**Work to be completed**
Report how many lines contain the word "завязан"; answer with the number only.

Stored items from a collection:
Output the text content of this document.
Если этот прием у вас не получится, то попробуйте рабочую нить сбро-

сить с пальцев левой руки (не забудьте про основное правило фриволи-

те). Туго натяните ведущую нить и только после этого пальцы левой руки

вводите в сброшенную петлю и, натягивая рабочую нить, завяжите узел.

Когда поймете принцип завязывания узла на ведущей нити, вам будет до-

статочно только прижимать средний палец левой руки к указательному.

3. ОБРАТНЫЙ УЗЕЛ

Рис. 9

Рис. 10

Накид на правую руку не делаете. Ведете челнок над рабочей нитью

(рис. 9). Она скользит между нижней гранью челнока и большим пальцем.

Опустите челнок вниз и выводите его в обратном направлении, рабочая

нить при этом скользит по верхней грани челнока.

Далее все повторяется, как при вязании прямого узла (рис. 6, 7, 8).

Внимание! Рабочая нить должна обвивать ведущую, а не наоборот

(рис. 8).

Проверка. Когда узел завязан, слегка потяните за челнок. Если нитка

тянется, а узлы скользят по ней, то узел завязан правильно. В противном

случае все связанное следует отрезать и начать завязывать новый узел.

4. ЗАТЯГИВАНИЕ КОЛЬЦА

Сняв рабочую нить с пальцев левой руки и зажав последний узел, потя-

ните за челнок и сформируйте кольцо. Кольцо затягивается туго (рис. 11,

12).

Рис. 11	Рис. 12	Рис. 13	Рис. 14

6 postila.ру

**Result of this exercise**
2